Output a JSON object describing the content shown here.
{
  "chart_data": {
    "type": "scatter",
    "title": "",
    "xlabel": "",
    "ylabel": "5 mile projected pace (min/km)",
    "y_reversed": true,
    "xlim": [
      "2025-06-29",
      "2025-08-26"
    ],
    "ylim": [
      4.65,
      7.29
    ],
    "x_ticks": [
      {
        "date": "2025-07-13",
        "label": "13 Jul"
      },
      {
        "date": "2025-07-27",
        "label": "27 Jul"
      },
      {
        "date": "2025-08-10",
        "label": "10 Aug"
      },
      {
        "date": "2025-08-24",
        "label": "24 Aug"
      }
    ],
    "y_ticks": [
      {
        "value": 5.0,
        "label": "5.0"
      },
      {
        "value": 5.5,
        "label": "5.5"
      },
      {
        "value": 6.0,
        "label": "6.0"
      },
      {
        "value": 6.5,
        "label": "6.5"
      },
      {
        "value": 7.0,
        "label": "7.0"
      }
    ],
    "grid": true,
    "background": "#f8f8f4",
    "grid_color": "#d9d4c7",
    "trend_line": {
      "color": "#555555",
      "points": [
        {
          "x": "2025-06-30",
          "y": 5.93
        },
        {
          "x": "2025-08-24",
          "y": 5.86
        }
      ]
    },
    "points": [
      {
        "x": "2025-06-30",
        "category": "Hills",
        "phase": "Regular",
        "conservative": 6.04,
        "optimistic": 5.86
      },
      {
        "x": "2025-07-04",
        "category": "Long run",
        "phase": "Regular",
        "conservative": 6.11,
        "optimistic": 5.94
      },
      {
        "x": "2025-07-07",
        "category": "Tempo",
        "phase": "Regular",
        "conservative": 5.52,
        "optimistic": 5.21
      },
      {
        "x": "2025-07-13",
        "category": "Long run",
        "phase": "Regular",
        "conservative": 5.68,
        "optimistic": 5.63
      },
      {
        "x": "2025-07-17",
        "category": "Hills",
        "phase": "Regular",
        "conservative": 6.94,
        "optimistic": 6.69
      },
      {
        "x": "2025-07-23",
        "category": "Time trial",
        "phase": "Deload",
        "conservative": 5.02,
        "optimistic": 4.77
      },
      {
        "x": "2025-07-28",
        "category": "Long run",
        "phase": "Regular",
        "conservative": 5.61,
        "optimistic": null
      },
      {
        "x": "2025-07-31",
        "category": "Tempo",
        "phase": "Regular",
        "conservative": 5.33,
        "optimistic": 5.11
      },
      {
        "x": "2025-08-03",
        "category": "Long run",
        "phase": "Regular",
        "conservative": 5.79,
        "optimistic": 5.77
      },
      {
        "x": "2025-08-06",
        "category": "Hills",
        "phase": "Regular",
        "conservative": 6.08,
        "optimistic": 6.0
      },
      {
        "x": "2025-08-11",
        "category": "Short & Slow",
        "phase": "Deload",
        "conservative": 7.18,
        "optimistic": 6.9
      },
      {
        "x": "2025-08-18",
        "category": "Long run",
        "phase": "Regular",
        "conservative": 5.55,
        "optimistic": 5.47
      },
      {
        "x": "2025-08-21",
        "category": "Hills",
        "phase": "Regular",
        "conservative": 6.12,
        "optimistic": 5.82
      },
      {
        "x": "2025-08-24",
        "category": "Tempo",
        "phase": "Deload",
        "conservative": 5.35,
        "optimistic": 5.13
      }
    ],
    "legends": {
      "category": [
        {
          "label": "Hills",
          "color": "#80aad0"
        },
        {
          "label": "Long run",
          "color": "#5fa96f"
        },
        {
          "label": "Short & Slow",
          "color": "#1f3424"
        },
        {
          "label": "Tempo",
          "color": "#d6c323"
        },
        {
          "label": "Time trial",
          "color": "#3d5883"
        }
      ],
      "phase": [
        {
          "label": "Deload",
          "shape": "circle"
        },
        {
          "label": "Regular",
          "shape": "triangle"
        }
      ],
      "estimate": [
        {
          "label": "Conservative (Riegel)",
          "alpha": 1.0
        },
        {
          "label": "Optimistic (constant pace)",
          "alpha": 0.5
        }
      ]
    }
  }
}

* Your goal *
All of the material above needs to be copied exactly.

* Complete response *
Output a JSON object describing the content shown here.
{
  "chart_data": {
    "type": "scatter",
    "title": "",
    "xlabel": "",
    "ylabel": "5 mile projected pace (min/km)",
    "y_reversed": true,
    "xlim": [
      "2025-06-29",
      "2025-08-26"
    ],
    "ylim": [
      4.65,
      7.29
    ],
    "x_ticks": [
      {
        "date": "2025-07-13",
        "label": "13 Jul"
      },
      {
        "date": "2025-07-27",
        "label": "27 Jul"
      },
      {
        "date": "2025-08-10",
        "label": "10 Aug"
      },
      {
        "date": "2025-08-24",
        "label": "24 Aug"
      }
    ],
    "y_ticks": [
      {
        "value": 5.0,
        "label": "5.0"
      },
      {
        "value": 5.5,
        "label": "5.5"
      },
      {
        "value": 6.0,
        "label": "6.0"
      },
      {
        "value": 6.5,
        "label": "6.5"
      },
      {
        "value": 7.0,
        "label": "7.0"
      }
    ],
    "grid": true,
    "background": "#f8f8f4",
    "grid_color": "#d9d4c7",
    "trend_line": {
      "color": "#555555",
      "points": [
        {
          "x": "2025-06-30",
          "y": 5.93
        },
        {
          "x": "2025-08-24",
          "y": 5.86
        }
      ]
    },
    "points": [
      {
        "x": "2025-06-30",
        "category": "Hills",
        "phase": "Regular",
        "conservative": 6.04,
        "optimistic": 5.86
      },
      {
        "x": "2025-07-04",
        "category": "Long run",
        "phase": "Regular",
        "conservative": 6.11,
        "optimistic": 5.94
      },
      {
        "x": "2025-07-07",
        "category": "Tempo",
        "phase": "Regular",
        "conservative": 5.52,
        "optimistic": 5.21
      },
      {
        "x": "2025-07-13",
        "category": "Long run",
        "phase": "Regular",
        "conservative": 5.68,
        "optimistic": 5.63
      },
      {
        "x": "2025-07-17",
        "category": "Hills",
        "phase": "Regular",
        "conservative": 6.94,
        "optimistic": 6.69
      },
      {
        "x": "2025-07-23",
        "category": "Time trial",
        "phase": "Deload",
        "conservative": 5.02,
        "optimistic": 4.77
      },
      {
        "x": "2025-07-28",
        "category": "Long run",
        "phase": "Regular",
        "conservative": 5.61,
        "optimistic": null
      },
      {
        "x": "2025-07-31",
        "category": "Tempo",
        "phase": "Regular",
        "conservative": 5.33,
        "optimistic": 5.11
      },
      {
        "x": "2025-08-03",
        "category": "Long run",
        "phase": "Regular",
        "conservative": 5.79,
        "optimistic": 5.77
      },
      {
        "x": "2025-08-06",
        "category": "Hills",
        "phase": "Regular",
        "conservative": 6.08,
        "optimistic": 6.0
      },
      {
        "x": "2025-08-11",
        "category": "Short & Slow",
        "phase": "Deload",
        "conservative": 7.18,
        "optimistic": 6.9
      },
      {
        "x": "2025-08-18",
        "category": "Long run",
        "phase": "Regular",
        "conservative": 5.55,
        "optimistic": 5.47
      },
      {
        "x": "2025-08-21",
        "category": "Hills",
        "phase": "Regular",
        "conservative": 6.12,
        "optimistic": 5.82
      },
      {
        "x": "2025-08-24",
        "category": "Tempo",
        "phase": "Deload",
        "conservative": 5.35,
        "optimistic": 5.13
      }
    ],
    "legends": {
      "category": [
        {
          "label": "Hills",
          "color": "#80aad0"
        },
        {
          "label": "Long run",
          "color": "#5fa96f"
        },
        {
          "label": "Short & Slow",
          "color": "#1f3424"
        },
        {
          "label": "Tempo",
          "color": "#d6c323"
        },
        {
          "label": "Time trial",
          "color": "#3d5883"
        }
      ],
      "phase": [
        {
          "label": "Deload",
          "shape": "circle"
        },
        {
          "label": "Regular",
          "shape": "triangle"
        }
      ],
      "estimate": [
        {
          "label": "Conservative (Riegel)",
          "alpha": 1.0
        },
        {
          "label": "Optimistic (constant pace)",
          "alpha": 0.5
        }
      ]
    }
  }
}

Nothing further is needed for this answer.